# Entries shown start
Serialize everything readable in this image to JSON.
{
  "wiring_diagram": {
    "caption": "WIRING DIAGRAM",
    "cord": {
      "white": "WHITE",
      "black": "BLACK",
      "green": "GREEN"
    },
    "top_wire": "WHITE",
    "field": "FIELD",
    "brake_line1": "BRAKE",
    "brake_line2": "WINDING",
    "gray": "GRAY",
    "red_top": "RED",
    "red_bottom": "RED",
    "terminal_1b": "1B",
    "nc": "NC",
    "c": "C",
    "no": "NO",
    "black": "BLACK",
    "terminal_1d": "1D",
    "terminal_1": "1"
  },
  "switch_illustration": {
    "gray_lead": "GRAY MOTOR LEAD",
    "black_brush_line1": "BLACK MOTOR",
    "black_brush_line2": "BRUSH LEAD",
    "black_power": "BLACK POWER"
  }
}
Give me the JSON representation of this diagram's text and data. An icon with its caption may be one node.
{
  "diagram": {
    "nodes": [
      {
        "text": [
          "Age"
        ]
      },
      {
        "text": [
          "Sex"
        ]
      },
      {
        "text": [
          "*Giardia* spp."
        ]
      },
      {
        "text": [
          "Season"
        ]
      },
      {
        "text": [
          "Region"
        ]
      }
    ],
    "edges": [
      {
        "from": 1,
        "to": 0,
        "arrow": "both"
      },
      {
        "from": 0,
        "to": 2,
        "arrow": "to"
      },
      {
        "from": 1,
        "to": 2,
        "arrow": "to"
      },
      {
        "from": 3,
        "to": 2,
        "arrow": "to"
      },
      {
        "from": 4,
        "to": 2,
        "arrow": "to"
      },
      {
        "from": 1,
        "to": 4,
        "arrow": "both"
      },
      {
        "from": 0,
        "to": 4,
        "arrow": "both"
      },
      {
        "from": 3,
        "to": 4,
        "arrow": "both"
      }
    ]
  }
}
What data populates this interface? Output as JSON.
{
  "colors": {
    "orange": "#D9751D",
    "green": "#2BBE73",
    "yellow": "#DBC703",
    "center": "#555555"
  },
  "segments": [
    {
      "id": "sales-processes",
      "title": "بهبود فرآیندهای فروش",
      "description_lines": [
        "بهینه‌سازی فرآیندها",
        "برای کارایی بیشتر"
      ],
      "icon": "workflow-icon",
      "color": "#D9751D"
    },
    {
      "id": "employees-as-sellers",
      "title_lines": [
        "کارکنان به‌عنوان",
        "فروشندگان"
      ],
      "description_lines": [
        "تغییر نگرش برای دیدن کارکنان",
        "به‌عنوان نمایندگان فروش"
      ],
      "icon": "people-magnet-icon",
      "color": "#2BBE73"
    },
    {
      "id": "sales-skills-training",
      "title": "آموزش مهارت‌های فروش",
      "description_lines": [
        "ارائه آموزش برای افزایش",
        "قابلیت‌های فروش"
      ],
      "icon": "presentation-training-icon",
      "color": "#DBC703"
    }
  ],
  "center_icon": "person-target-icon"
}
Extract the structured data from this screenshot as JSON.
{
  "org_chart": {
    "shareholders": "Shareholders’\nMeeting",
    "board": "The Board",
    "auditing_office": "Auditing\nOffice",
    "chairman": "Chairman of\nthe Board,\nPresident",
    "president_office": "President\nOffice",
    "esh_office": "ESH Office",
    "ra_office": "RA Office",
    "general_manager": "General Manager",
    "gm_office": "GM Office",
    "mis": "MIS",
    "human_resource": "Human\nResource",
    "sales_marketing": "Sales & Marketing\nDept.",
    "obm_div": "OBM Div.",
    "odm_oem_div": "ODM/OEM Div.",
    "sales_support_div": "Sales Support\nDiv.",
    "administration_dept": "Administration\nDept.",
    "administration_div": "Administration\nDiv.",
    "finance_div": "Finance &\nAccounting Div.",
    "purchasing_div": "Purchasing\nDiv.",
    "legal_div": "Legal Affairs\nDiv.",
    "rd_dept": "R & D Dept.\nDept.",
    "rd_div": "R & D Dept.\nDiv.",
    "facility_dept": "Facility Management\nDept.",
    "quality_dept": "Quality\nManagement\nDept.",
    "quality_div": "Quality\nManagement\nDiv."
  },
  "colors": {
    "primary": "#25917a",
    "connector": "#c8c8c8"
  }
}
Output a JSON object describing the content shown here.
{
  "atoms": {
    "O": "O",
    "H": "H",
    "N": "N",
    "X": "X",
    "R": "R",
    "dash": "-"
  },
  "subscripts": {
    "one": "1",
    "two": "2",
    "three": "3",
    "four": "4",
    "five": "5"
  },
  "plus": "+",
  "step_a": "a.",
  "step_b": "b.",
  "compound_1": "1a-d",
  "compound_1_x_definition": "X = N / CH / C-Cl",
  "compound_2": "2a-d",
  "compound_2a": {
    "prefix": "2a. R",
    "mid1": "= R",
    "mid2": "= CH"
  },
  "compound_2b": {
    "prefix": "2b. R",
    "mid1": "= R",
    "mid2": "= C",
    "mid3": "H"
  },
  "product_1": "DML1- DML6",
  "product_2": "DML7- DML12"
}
# Entries shown end
Do this | Extract, exactly, the lines above that begin at the line containing "Output a JSON" and end at the final line of the records; add no other text.

Correct output |
Output a JSON object describing the content shown here.
{
  "atoms": {
    "O": "O",
    "H": "H",
    "N": "N",
    "X": "X",
    "R": "R",
    "dash": "-"
  },
  "subscripts": {
    "one": "1",
    "two": "2",
    "three": "3",
    "four": "4",
    "five": "5"
  },
  "plus": "+",
  "step_a": "a.",
  "step_b": "b.",
  "compound_1": "1a-d",
  "compound_1_x_definition": "X = N / CH / C-Cl",
  "compound_2": "2a-d",
  "compound_2a": {
    "prefix": "2a. R",
    "mid1": "= R",
    "mid2": "= CH"
  },
  "compound_2b": {
    "prefix": "2b. R",
    "mid1": "= R",
    "mid2": "= C",
    "mid3": "H"
  },
  "product_1": "DML1- DML6",
  "product_2": "DML7- DML12"
}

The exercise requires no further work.